All of the material below is to be returned exactly.
── Provided entries ──
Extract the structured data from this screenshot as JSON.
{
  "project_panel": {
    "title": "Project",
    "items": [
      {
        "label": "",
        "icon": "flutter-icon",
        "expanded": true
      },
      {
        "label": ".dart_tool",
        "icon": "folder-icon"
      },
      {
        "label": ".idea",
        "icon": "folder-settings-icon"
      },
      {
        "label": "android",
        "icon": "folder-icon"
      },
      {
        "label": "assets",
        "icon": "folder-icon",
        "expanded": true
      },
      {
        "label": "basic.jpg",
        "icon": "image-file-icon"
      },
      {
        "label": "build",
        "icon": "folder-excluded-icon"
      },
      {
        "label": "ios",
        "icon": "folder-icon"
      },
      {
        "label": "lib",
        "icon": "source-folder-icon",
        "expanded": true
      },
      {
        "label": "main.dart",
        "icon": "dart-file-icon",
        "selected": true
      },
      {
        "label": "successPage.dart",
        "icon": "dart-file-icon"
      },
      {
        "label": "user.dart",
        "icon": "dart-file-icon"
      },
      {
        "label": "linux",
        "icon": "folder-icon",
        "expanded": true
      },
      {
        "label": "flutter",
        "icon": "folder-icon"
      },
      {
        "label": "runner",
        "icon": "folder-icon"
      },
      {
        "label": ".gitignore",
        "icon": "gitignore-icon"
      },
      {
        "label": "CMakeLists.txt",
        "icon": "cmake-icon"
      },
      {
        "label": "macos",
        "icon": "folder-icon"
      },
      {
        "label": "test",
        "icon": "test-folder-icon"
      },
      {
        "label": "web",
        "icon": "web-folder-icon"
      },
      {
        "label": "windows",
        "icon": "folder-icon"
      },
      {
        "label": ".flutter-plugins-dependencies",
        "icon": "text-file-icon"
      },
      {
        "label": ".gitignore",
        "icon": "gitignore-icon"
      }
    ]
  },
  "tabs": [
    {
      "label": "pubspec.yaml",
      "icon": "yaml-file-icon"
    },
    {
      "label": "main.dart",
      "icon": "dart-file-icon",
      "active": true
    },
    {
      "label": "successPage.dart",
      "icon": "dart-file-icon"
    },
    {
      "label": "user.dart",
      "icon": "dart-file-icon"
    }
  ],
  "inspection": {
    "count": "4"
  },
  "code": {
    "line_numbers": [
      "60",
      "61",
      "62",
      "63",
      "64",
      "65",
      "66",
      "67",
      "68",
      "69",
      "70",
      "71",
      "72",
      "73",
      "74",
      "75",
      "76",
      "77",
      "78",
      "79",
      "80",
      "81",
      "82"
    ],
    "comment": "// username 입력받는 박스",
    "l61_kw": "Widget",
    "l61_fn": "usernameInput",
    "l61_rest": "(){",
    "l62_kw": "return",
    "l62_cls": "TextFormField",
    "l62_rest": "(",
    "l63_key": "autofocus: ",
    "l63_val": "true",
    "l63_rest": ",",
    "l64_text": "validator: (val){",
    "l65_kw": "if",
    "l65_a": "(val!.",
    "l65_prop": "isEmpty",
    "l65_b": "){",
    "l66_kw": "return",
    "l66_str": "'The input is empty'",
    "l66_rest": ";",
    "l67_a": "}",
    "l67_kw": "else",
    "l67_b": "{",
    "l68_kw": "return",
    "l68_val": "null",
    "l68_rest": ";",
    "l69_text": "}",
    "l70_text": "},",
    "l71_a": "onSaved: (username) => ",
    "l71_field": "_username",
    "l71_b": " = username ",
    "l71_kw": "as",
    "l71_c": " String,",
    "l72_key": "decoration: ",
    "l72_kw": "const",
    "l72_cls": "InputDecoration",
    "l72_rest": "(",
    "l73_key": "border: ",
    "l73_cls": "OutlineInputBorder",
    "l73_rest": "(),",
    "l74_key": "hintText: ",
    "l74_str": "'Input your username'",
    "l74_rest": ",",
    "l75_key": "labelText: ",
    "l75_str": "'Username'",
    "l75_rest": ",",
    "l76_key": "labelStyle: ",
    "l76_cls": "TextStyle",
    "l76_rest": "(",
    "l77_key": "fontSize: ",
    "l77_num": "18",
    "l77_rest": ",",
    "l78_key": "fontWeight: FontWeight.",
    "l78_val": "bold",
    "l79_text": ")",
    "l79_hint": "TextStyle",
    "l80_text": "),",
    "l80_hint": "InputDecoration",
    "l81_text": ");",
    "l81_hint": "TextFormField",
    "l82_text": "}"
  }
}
───
## In response
Extract the structured data from this screenshot as JSON.
{
  "project_panel": {
    "title": "Project",
    "items": [
      {
        "label": "",
        "icon": "flutter-icon",
        "expanded": true
      },
      {
        "label": ".dart_tool",
        "icon": "folder-icon"
      },
      {
        "label": ".idea",
        "icon": "folder-settings-icon"
      },
      {
        "label": "android",
        "icon": "folder-icon"
      },
      {
        "label": "assets",
        "icon": "folder-icon",
        "expanded": true
      },
      {
        "label": "basic.jpg",
        "icon": "image-file-icon"
      },
      {
        "label": "build",
        "icon": "folder-excluded-icon"
      },
      {
        "label": "ios",
        "icon": "folder-icon"
      },
      {
        "label": "lib",
        "icon": "source-folder-icon",
        "expanded": true
      },
      {
        "label": "main.dart",
        "icon": "dart-file-icon",
        "selected": true
      },
      {
        "label": "successPage.dart",
        "icon": "dart-file-icon"
      },
      {
        "label": "user.dart",
        "icon": "dart-file-icon"
      },
      {
        "label": "linux",
        "icon": "folder-icon",
        "expanded": true
      },
      {
        "label": "flutter",
        "icon": "folder-icon"
      },
      {
        "label": "runner",
        "icon": "folder-icon"
      },
      {
        "label": ".gitignore",
        "icon": "gitignore-icon"
      },
      {
        "label": "CMakeLists.txt",
        "icon": "cmake-icon"
      },
      {
        "label": "macos",
        "icon": "folder-icon"
      },
      {
        "label": "test",
        "icon": "test-folder-icon"
      },
      {
        "label": "web",
        "icon": "web-folder-icon"
      },
      {
        "label": "windows",
        "icon": "folder-icon"
      },
      {
        "label": ".flutter-plugins-dependencies",
        "icon": "text-file-icon"
      },
      {
        "label": ".gitignore",
        "icon": "gitignore-icon"
      }
    ]
  },
  "tabs": [
    {
      "label": "pubspec.yaml",
      "icon": "yaml-file-icon"
    },
    {
      "label": "main.dart",
      "icon": "dart-file-icon",
      "active": true
    },
    {
      "label": "successPage.dart",
      "icon": "dart-file-icon"
    },
    {
      "label": "user.dart",
      "icon": "dart-file-icon"
    }
  ],
  "inspection": {
    "count": "4"
  },
  "code": {
    "line_numbers": [
      "60",
      "61",
      "62",
      "63",
      "64",
      "65",
      "66",
      "67",
      "68",
      "69",
      "70",
      "71",
      "72",
      "73",
      "74",
      "75",
      "76",
      "77",
      "78",
      "79",
      "80",
      "81",
      "82"
    ],
    "comment": "// username 입력받는 박스",
    "l61_kw": "Widget",
    "l61_fn": "usernameInput",
    "l61_rest": "(){",
    "l62_kw": "return",
    "l62_cls": "TextFormField",
    "l62_rest": "(",
    "l63_key": "autofocus: ",
    "l63_val": "true",
    "l63_rest": ",",
    "l64_text": "validator: (val){",
    "l65_kw": "if",
    "l65_a": "(val!.",
    "l65_prop": "isEmpty",
    "l65_b": "){",
    "l66_kw": "return",
    "l66_str": "'The input is empty'",
    "l66_rest": ";",
    "l67_a": "}",
    "l67_kw": "else",
    "l67_b": "{",
    "l68_kw": "return",
    "l68_val": "null",
    "l68_rest": ";",
    "l69_text": "}",
    "l70_text": "},",
    "l71_a": "onSaved: (username) => ",
    "l71_field": "_username",
    "l71_b": " = username ",
    "l71_kw": "as",
    "l71_c": " String,",
    "l72_key": "decoration: ",
    "l72_kw": "const",
    "l72_cls": "InputDecoration",
    "l72_rest": "(",
    "l73_key": "border: ",
    "l73_cls": "OutlineInputBorder",
    "l73_rest": "(),",
    "l74_key": "hintText: ",
    "l74_str": "'Input your username'",
    "l74_rest": ",",
    "l75_key": "labelText: ",
    "l75_str": "'Username'",
    "l75_rest": ",",
    "l76_key": "labelStyle: ",
    "l76_cls": "TextStyle",
    "l76_rest": "(",
    "l77_key": "fontSize: ",
    "l77_num": "18",
    "l77_rest": ",",
    "l78_key": "fontWeight: FontWeight.",
    "l78_val": "bold",
    "l79_text": ")",
    "l79_hint": "TextStyle",
    "l80_text": "),",
    "l80_hint": "InputDecoration",
    "l81_text": ");",
    "l81_hint": "TextFormField",
    "l82_text": "}"
  }
}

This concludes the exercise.